### Instructions for the task:
Images should be left out, and everything else in the listing reproduced exactly.

### Data:
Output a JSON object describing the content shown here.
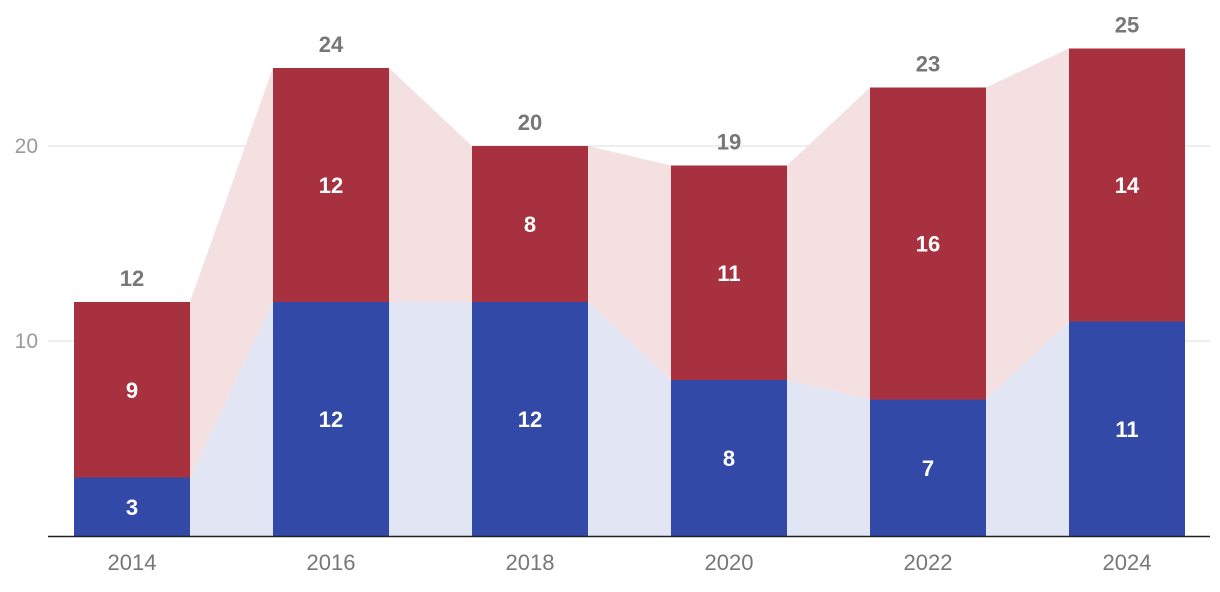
{
  "chart_data": {
    "type": "bar",
    "stacked": true,
    "categories": [
      "2014",
      "2016",
      "2018",
      "2020",
      "2022",
      "2024"
    ],
    "series": [
      {
        "values": [
          3,
          12,
          12,
          8,
          7,
          11
        ],
        "color": "#3349a8",
        "band_color": "#e2e5f4"
      },
      {
        "values": [
          9,
          12,
          8,
          11,
          16,
          14
        ],
        "color": "#a8313f",
        "band_color": "#f4dfe1"
      }
    ],
    "totals": [
      12,
      24,
      20,
      19,
      23,
      25
    ],
    "yticks": [
      10,
      20
    ],
    "ylim": [
      0,
      25
    ],
    "grid": true,
    "legend": "none",
    "title": "",
    "xlabel": "",
    "ylabel": ""
  }
}
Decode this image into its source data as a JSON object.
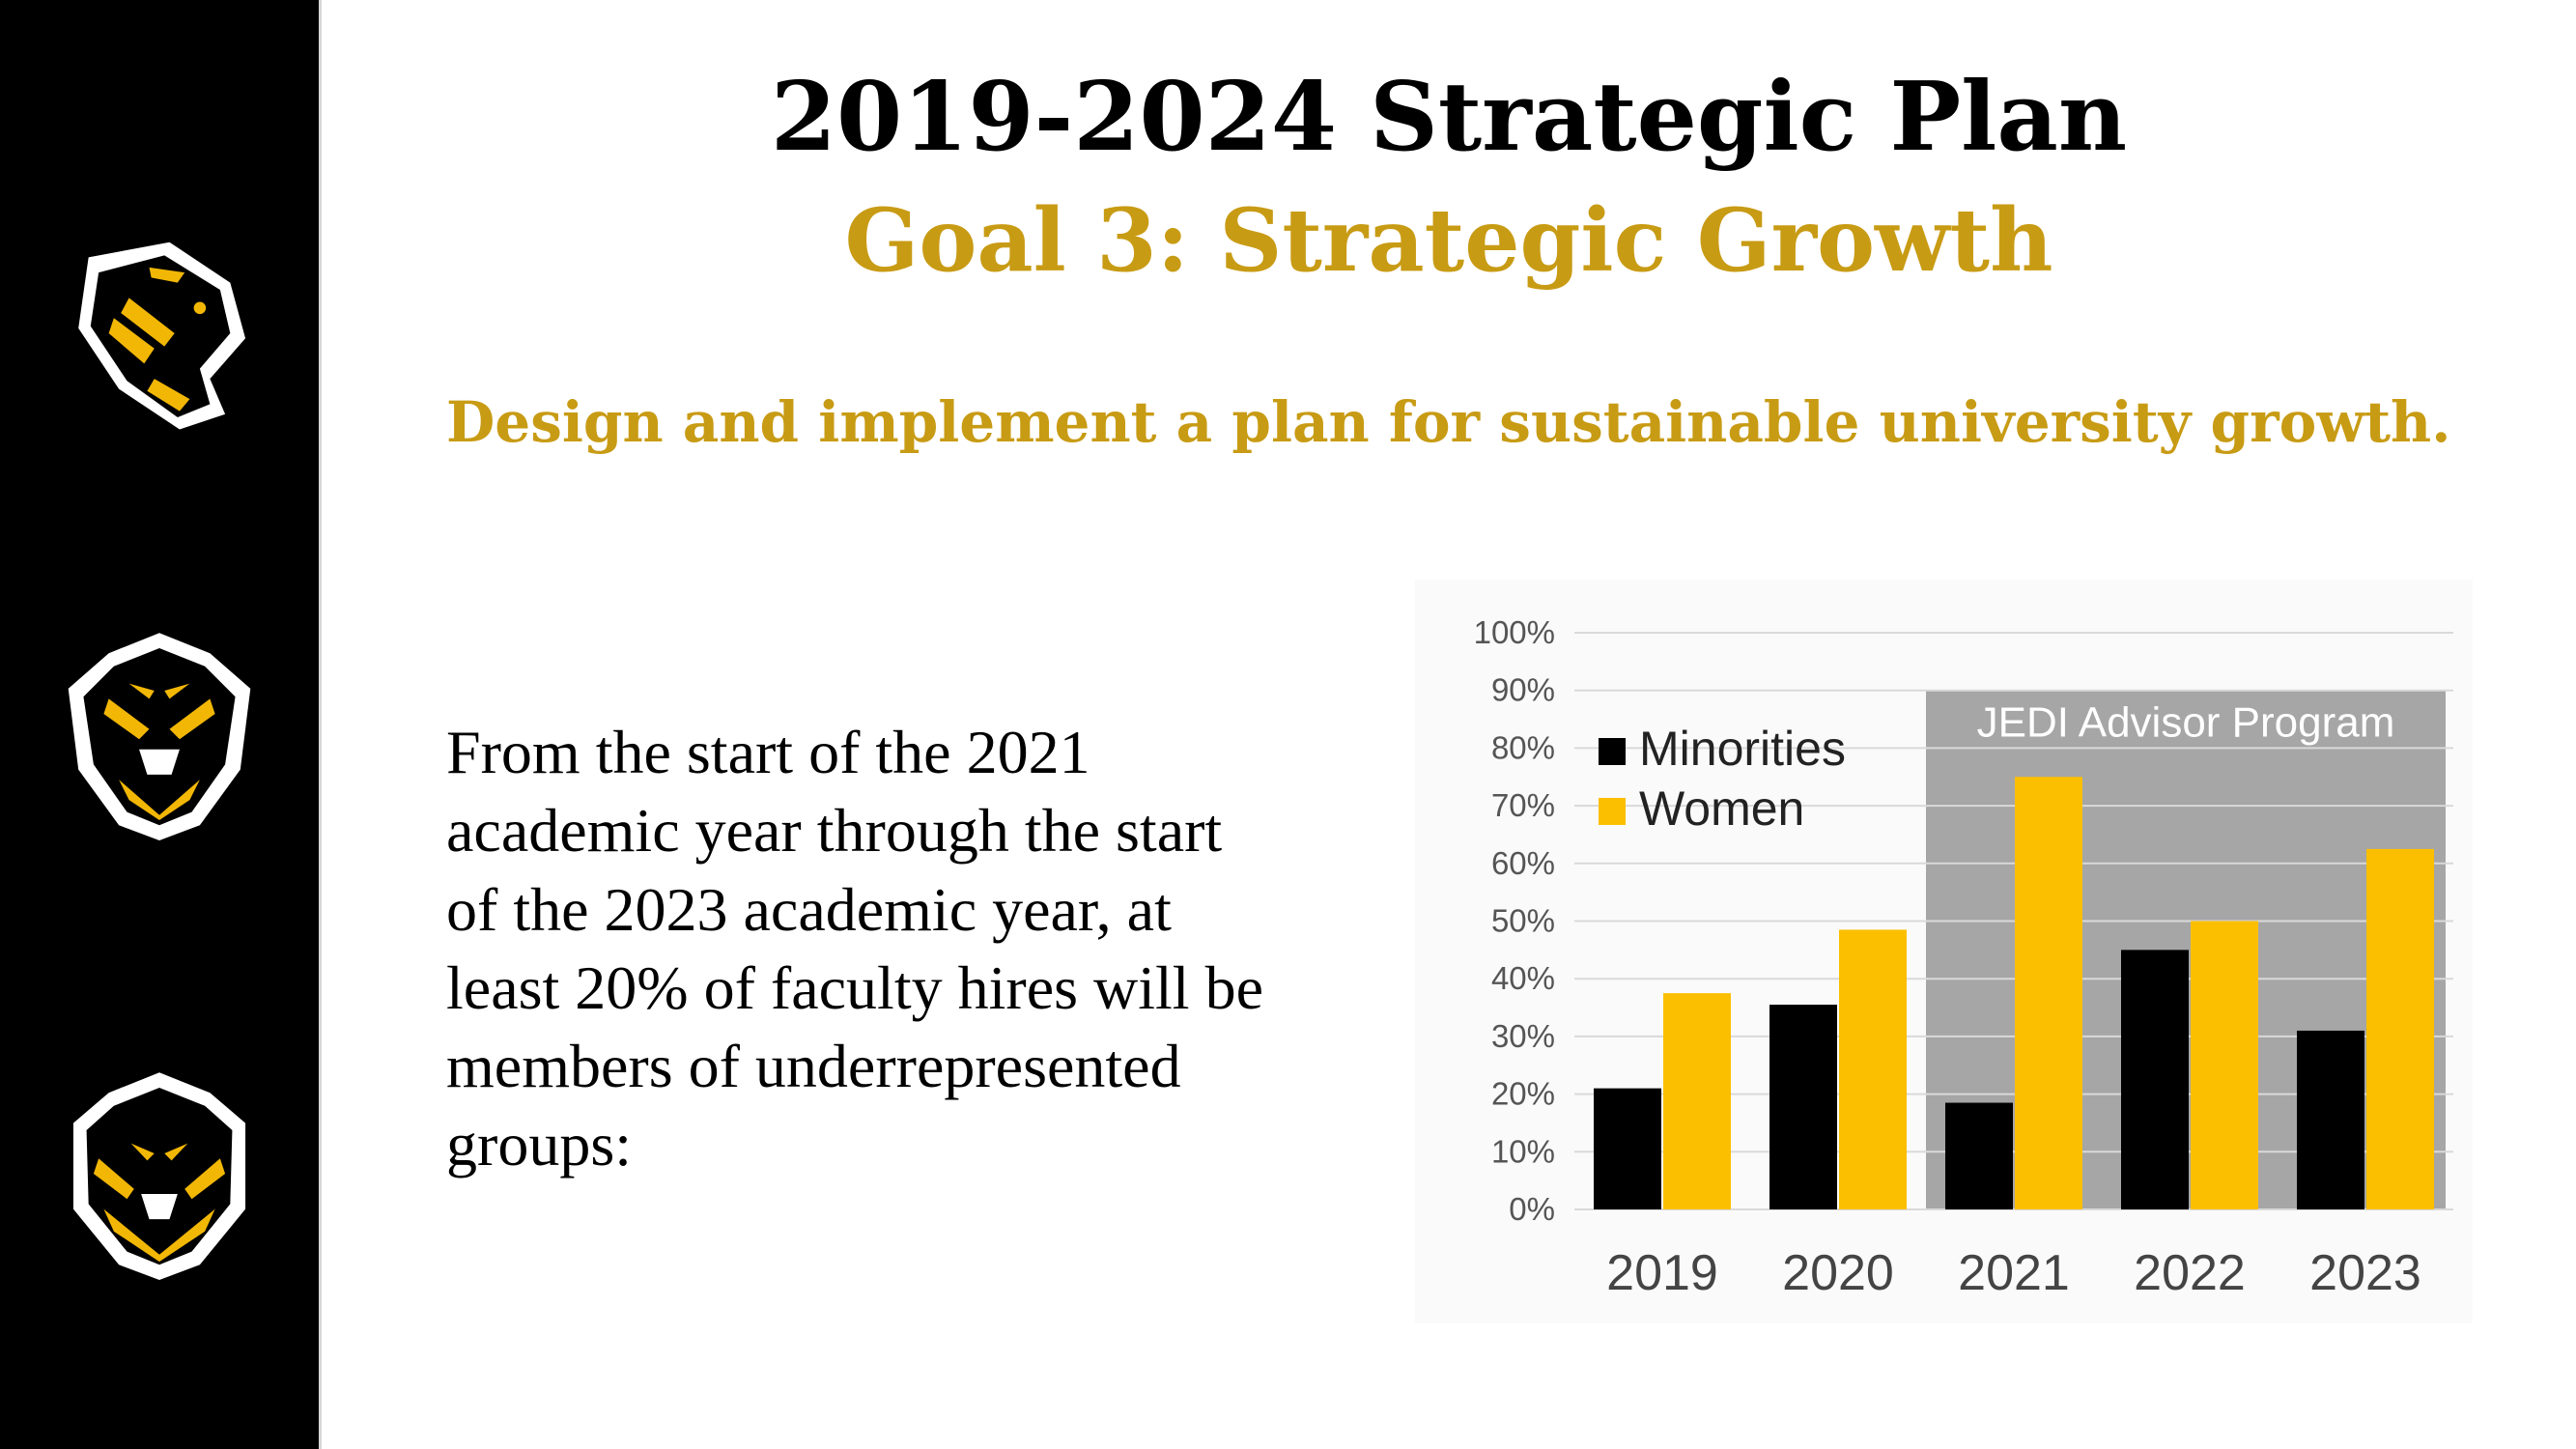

### Expected output:
Output a JSON object describing the content shown here.
{
  "chart_data": {
    "type": "bar",
    "stacked": true,
    "categories": [
      "2014",
      "2016",
      "2018",
      "2020",
      "2022",
      "2024"
    ],
    "series": [
      {
        "values": [
          3,
          12,
          12,
          8,
          7,
          11
        ],
        "color": "#3349a8",
        "band_color": "#e2e5f4"
      },
      {
        "values": [
          9,
          12,
          8,
          11,
          16,
          14
        ],
        "color": "#a8313f",
        "band_color": "#f4dfe1"
      }
    ],
    "totals": [
      12,
      24,
      20,
      19,
      23,
      25
    ],
    "yticks": [
      10,
      20
    ],
    "ylim": [
      0,
      25
    ],
    "grid": true,
    "legend": "none",
    "title": "",
    "xlabel": "",
    "ylabel": ""
  }
}
Decode this image into its source data as a JSON object.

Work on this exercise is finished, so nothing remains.